* _What is asked_:
1. In the forum post about roleplaying game mechanics, what does AffeTrollkarl say game mechanics should be completely separate from?
2. Extend the forum post about roleplaying game mechanics, starting after its last sentence.

Post by Ilushia » Fri Aug 23, 2013 10:44 am

AffeTrollkarl wrote:I believe that nothing should ever in terms of game mechanics aid or hinder the way one roleplay one's character. I think that that way would easily lead to people choosing certain roleplaying styles over others because they benefit more from the mechanics of the game, how little that may be.

To put it simply, I believe that game mechanics should be completely separate from the roleplaying of a character.
This is part of the purpose of these rules. Mechanics which reinforce that the sort of story the rules are meant to tell and to play out is also encouraged mechanically. Something to avoid the situation of "Well all my family is dead and I hate everyone and everything so that nothing and no one can ever be leveraged against me or used as my weakness by the GM. I'll kill, murder and maim everything in my path for laughs and not care who or what they are." by giving a solid, mechanical reason why that style of play is a bad idea.

* _Information provided_:
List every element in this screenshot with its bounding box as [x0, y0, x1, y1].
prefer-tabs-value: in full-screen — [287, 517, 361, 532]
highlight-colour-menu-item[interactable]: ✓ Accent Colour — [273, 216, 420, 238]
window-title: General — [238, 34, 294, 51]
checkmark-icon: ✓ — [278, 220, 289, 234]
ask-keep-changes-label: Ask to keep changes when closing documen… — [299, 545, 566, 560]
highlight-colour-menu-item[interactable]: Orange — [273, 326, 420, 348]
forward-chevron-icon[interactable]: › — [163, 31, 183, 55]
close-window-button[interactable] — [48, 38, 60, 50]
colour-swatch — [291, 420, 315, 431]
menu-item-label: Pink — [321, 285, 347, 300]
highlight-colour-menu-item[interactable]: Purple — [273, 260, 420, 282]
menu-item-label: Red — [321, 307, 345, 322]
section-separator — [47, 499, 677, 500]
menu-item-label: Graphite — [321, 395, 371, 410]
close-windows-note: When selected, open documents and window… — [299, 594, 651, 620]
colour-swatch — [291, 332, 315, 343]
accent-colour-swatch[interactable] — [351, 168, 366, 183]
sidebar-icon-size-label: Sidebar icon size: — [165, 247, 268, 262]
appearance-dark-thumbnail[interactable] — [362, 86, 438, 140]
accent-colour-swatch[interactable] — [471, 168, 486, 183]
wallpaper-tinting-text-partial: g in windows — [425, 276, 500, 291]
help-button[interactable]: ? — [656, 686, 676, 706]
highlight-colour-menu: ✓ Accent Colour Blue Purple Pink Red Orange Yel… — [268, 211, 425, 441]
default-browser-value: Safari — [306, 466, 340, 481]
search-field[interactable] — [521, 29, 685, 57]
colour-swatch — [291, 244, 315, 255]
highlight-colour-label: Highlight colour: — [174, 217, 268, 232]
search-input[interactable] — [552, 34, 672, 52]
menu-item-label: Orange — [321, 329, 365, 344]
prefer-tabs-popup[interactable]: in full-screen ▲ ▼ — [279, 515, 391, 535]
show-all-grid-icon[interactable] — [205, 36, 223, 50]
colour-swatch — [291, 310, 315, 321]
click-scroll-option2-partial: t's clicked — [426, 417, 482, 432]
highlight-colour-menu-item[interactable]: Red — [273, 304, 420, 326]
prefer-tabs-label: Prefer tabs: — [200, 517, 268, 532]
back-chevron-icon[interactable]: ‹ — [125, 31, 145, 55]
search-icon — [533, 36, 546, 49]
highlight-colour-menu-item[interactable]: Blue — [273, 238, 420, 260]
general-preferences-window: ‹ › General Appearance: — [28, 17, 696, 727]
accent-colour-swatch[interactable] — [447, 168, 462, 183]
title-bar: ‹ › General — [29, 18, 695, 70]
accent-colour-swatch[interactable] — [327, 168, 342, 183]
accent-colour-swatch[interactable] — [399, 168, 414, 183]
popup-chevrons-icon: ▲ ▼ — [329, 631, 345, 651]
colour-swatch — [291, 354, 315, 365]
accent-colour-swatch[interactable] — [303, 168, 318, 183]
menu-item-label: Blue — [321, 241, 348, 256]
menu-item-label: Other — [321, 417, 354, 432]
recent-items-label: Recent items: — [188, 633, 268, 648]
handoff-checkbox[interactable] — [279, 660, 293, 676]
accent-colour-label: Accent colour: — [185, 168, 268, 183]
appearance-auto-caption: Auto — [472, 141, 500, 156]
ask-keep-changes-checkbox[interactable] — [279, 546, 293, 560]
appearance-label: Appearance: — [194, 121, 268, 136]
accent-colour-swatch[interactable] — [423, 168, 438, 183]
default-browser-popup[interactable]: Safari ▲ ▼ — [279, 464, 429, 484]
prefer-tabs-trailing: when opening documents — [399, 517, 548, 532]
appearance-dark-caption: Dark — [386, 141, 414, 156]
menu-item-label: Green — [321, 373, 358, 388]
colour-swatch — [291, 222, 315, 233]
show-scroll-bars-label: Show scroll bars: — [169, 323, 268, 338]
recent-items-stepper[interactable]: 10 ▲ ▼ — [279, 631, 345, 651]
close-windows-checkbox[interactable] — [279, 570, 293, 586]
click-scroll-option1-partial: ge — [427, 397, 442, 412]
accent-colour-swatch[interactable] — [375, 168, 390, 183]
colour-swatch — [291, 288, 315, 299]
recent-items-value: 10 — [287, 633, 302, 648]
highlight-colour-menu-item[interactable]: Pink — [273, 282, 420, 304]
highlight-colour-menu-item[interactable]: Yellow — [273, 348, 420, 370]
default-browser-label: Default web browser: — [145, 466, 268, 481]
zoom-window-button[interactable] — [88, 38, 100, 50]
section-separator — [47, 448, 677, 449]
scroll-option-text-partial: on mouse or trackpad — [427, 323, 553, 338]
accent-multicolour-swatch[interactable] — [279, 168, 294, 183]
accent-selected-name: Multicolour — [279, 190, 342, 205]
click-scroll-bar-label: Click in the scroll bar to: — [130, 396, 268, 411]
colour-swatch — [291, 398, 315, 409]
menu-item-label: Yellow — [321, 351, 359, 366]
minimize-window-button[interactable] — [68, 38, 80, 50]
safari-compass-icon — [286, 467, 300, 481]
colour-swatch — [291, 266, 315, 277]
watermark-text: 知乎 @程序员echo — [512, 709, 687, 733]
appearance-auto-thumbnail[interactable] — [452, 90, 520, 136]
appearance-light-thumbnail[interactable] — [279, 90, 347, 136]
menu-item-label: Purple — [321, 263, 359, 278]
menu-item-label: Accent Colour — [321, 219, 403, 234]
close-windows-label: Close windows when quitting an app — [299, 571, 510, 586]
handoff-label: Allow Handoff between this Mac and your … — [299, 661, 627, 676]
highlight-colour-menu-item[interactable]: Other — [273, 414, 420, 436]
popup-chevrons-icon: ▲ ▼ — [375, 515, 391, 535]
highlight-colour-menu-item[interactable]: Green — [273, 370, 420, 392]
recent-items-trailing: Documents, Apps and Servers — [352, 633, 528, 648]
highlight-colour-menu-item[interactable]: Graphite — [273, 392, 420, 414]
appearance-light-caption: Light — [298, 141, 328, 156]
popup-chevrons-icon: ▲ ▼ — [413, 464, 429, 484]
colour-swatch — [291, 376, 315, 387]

* _Outputs_:
1. The roleplaying of a character.

2.
It also reinforces the core concept of the FoE setting: That heroes can compromise themselves for short-term gains or fall apart under the stress of the wasteland and become the sorts of monsters they're supposed to be fighting. FoE is -full- of characters who have essentially allowed themselves to be corrupted by the wasteland. The Goddess and Red Eye are the two biggest ones I can think of, who have allowed their virtues to decay to the point where they may be following the letter of the virtue, but have completely lost the spirit of it.

The purpose of these rules is to give mechanical chops to those sorts of stories. Something which FoE claims is quite common. If it enforces the idea that someone who is unvirtuous has to struggle harder to cling to what little ideals they still have? Mission accomplished. If it encourages people who are only interested in what is mechanically the best choice to be great heroes and change the world? That's the point.

Mechanics do not just describe the way the world work. They also act to put players in the right frame of mind and encourage the style of play which the rules are meant to reflect.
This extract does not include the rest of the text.